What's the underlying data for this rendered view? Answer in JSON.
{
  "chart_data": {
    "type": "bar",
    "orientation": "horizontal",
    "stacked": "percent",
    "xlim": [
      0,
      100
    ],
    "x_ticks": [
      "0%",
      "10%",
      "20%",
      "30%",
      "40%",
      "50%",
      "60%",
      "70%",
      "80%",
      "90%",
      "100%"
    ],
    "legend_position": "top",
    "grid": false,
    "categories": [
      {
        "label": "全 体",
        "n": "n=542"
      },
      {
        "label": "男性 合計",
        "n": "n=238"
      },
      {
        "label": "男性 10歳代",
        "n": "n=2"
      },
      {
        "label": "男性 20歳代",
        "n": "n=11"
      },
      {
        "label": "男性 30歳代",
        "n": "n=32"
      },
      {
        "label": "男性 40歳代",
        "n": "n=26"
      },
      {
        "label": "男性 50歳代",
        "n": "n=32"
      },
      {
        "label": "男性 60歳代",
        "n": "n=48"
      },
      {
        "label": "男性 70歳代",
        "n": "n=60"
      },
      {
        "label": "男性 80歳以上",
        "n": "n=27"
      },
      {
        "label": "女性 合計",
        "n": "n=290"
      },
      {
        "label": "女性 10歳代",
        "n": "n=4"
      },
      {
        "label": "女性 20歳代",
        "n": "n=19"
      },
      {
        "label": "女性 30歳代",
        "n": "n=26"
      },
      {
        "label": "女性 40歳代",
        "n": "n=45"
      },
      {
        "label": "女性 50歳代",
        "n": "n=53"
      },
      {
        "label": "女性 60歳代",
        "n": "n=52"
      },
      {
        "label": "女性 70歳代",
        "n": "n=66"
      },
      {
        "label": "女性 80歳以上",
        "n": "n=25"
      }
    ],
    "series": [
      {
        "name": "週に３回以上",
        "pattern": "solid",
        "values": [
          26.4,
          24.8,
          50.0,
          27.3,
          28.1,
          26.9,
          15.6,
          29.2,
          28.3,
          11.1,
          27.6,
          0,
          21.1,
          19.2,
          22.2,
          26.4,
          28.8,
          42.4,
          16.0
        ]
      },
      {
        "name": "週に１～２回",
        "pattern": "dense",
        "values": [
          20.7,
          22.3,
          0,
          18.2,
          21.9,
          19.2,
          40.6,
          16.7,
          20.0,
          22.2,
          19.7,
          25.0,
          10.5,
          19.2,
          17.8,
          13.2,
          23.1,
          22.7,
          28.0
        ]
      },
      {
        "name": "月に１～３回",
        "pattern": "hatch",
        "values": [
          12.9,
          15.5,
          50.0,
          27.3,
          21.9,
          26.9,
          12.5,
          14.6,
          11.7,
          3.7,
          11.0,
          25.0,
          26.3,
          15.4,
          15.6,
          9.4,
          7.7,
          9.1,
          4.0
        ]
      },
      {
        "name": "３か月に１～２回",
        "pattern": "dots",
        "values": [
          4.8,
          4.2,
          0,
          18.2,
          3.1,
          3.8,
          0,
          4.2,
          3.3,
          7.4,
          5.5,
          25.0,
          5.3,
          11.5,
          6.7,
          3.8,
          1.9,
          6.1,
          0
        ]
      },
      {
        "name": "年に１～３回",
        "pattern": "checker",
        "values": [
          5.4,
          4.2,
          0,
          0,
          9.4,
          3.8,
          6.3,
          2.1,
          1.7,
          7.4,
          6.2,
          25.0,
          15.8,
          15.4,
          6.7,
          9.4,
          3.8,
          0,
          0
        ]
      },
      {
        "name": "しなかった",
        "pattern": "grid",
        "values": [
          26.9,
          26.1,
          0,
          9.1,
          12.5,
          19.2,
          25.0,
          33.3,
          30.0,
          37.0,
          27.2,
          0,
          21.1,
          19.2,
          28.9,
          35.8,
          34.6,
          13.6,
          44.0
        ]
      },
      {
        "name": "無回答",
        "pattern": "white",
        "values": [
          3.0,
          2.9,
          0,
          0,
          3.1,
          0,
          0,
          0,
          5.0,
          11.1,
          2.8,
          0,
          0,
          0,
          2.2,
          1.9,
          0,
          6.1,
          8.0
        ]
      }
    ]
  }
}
-- -- --
> _SHORT EXERCISE_:
Within the listing above, copy each line that has the string "pattern".

> _ANSWER FOR THIS EXERCISE_:
        "pattern": "solid",
        "pattern": "dense",
        "pattern": "hatch",
        "pattern": "dots",
        "pattern": "checker",
        "pattern": "grid",
        "pattern": "white",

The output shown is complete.